## start INFORMATION SHOWN

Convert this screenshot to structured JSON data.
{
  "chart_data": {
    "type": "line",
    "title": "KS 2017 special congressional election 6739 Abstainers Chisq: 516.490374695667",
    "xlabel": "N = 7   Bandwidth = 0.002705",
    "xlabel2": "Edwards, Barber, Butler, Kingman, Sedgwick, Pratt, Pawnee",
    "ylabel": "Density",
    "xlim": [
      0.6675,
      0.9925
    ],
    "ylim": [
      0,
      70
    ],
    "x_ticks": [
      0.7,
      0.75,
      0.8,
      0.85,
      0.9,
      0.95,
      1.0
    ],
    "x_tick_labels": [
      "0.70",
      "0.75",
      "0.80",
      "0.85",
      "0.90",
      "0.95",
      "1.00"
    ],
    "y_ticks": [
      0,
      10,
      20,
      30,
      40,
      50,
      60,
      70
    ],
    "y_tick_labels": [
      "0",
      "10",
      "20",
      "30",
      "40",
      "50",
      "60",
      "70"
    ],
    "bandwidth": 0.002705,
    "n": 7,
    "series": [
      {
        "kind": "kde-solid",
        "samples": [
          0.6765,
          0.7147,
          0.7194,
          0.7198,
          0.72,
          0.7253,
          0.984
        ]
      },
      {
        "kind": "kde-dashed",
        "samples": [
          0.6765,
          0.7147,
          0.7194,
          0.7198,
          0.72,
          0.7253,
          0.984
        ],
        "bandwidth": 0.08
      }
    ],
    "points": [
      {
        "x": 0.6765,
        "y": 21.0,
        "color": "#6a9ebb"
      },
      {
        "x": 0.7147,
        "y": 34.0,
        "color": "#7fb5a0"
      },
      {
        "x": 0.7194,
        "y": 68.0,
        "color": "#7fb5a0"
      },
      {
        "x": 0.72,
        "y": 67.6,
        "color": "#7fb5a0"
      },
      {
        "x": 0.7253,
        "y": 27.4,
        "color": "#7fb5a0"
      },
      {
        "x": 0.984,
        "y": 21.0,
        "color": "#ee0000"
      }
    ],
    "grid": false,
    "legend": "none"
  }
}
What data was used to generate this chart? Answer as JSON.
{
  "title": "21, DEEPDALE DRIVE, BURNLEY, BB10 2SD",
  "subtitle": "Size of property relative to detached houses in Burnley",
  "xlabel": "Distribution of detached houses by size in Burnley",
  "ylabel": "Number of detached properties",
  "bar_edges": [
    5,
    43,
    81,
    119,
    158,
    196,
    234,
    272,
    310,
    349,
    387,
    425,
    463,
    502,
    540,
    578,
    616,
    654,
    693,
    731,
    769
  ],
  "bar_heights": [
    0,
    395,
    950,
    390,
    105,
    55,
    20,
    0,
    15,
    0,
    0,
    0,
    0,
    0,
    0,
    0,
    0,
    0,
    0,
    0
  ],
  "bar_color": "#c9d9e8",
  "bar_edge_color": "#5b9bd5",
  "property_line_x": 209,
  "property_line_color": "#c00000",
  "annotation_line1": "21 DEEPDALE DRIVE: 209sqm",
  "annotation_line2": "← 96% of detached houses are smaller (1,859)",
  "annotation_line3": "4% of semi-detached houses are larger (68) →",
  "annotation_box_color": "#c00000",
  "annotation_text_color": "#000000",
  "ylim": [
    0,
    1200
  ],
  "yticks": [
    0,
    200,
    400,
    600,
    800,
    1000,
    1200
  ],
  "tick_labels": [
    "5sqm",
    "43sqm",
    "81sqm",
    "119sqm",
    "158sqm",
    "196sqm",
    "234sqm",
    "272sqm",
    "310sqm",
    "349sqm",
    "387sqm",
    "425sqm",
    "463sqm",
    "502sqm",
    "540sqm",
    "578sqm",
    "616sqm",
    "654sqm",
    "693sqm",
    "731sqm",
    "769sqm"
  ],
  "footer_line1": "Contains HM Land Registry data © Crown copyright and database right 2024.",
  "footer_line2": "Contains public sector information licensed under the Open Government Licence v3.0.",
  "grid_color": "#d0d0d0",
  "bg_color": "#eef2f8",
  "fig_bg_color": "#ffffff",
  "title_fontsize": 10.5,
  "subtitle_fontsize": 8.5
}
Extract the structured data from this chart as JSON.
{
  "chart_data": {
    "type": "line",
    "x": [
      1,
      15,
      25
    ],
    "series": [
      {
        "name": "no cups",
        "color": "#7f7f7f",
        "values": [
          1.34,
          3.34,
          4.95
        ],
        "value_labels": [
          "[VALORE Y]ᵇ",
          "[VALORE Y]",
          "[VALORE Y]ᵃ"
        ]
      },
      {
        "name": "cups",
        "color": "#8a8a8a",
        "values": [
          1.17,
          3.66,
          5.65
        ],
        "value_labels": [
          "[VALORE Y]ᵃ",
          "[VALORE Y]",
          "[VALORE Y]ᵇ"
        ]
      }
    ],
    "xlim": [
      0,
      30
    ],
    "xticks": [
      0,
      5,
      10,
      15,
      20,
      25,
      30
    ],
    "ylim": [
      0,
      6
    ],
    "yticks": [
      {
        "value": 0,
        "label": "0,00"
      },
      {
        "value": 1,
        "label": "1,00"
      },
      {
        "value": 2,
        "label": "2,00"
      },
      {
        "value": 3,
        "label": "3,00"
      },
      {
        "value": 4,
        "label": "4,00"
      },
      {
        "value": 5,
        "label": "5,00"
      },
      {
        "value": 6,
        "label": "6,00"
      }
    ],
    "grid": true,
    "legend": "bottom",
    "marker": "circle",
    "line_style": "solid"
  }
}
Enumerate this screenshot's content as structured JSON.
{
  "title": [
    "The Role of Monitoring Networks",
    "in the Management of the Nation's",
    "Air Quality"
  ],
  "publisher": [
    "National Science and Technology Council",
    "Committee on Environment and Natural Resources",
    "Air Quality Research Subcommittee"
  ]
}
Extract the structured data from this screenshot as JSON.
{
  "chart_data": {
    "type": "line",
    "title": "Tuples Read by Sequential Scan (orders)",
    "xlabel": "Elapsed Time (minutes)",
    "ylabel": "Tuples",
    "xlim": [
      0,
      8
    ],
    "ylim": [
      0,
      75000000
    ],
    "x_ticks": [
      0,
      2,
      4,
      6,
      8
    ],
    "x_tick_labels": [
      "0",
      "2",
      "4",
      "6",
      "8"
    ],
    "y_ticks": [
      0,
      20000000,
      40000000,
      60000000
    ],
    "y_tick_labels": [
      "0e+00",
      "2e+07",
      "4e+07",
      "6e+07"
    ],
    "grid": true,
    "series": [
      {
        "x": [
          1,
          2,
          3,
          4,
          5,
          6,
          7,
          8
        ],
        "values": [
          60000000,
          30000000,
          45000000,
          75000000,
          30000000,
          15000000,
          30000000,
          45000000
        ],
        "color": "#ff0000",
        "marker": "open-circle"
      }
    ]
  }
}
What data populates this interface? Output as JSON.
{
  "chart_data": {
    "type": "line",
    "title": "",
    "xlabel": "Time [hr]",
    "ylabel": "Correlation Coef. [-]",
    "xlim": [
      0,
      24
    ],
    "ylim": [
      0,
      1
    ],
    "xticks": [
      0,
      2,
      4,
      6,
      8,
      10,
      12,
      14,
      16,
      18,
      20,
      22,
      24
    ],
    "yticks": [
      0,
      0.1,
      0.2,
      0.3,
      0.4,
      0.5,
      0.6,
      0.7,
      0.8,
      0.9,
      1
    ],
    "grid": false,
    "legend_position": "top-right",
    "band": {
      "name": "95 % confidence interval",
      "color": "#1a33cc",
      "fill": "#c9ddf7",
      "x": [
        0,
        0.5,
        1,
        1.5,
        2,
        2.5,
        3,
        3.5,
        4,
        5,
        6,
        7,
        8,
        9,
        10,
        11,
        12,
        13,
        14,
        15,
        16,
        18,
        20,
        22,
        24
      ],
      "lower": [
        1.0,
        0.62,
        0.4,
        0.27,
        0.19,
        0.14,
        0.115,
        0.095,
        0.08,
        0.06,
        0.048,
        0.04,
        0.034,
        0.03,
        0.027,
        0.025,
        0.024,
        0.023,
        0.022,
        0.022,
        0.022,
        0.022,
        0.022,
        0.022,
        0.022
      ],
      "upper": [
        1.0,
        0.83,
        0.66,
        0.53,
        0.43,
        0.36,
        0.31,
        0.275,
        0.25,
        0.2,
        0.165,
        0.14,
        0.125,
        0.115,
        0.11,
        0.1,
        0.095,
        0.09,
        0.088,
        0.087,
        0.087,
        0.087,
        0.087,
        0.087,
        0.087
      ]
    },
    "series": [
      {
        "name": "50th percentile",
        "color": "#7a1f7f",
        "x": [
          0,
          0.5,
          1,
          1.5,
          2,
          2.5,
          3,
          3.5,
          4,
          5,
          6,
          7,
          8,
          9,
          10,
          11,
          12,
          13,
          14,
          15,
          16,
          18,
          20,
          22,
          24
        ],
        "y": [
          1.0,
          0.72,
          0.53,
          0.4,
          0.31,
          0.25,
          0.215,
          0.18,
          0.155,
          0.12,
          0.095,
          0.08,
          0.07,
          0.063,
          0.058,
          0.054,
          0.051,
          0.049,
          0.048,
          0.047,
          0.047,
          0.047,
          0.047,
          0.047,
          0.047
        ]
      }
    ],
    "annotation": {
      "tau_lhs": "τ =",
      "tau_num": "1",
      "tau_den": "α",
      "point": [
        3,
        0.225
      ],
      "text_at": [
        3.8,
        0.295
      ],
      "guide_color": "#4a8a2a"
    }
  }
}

## end INFORMATION SHOWN

CHALLENGE
Count the lines in the records above that contain the word "ylabel", and give only the number.

OUTPUT FOR THIS EXERCISE
4